Repeat every record below exactly, but leave out any pictures.

## START

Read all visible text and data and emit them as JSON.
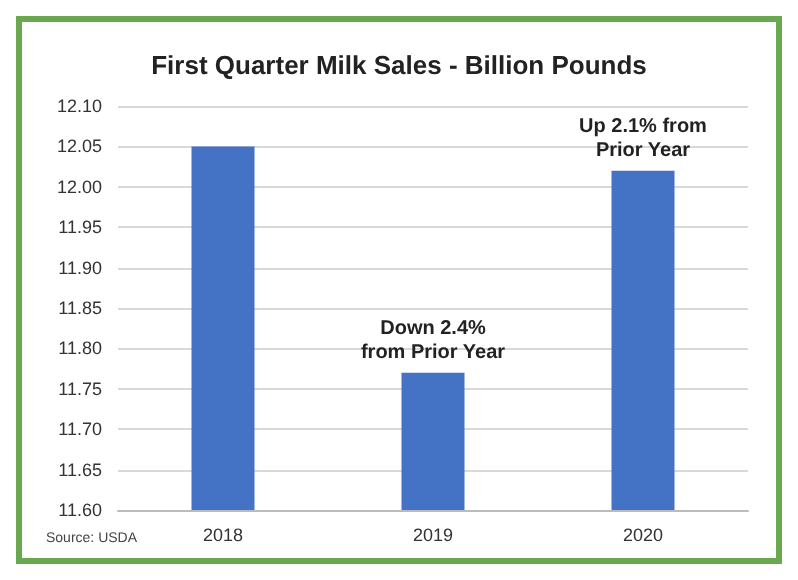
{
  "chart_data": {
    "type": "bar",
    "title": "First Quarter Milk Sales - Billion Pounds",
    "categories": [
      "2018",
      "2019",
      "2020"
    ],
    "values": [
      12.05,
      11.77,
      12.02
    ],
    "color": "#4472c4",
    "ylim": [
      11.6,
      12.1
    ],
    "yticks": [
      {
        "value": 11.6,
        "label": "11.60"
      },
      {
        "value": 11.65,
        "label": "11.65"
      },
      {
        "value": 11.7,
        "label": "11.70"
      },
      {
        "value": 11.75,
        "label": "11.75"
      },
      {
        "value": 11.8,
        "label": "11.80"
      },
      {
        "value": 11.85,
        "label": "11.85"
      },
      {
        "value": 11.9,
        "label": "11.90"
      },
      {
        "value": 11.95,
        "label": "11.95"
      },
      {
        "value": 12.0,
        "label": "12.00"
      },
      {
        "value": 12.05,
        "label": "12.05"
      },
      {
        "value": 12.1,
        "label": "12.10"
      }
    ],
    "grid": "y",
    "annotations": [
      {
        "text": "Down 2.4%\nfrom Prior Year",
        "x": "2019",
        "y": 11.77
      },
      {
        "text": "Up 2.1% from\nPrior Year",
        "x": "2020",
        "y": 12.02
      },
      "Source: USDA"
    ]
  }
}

## END

▶ _Response to the task_
Read all visible text and data and emit them as JSON.
{
  "chart_data": {
    "type": "bar",
    "title": "First Quarter Milk Sales - Billion Pounds",
    "categories": [
      "2018",
      "2019",
      "2020"
    ],
    "values": [
      12.05,
      11.77,
      12.02
    ],
    "color": "#4472c4",
    "ylim": [
      11.6,
      12.1
    ],
    "yticks": [
      {
        "value": 11.6,
        "label": "11.60"
      },
      {
        "value": 11.65,
        "label": "11.65"
      },
      {
        "value": 11.7,
        "label": "11.70"
      },
      {
        "value": 11.75,
        "label": "11.75"
      },
      {
        "value": 11.8,
        "label": "11.80"
      },
      {
        "value": 11.85,
        "label": "11.85"
      },
      {
        "value": 11.9,
        "label": "11.90"
      },
      {
        "value": 11.95,
        "label": "11.95"
      },
      {
        "value": 12.0,
        "label": "12.00"
      },
      {
        "value": 12.05,
        "label": "12.05"
      },
      {
        "value": 12.1,
        "label": "12.10"
      }
    ],
    "grid": "y",
    "annotations": [
      {
        "text": "Down 2.4%\nfrom Prior Year",
        "x": "2019",
        "y": 11.77
      },
      {
        "text": "Up 2.1% from\nPrior Year",
        "x": "2020",
        "y": 12.02
      },
      "Source: USDA"
    ]
  }
}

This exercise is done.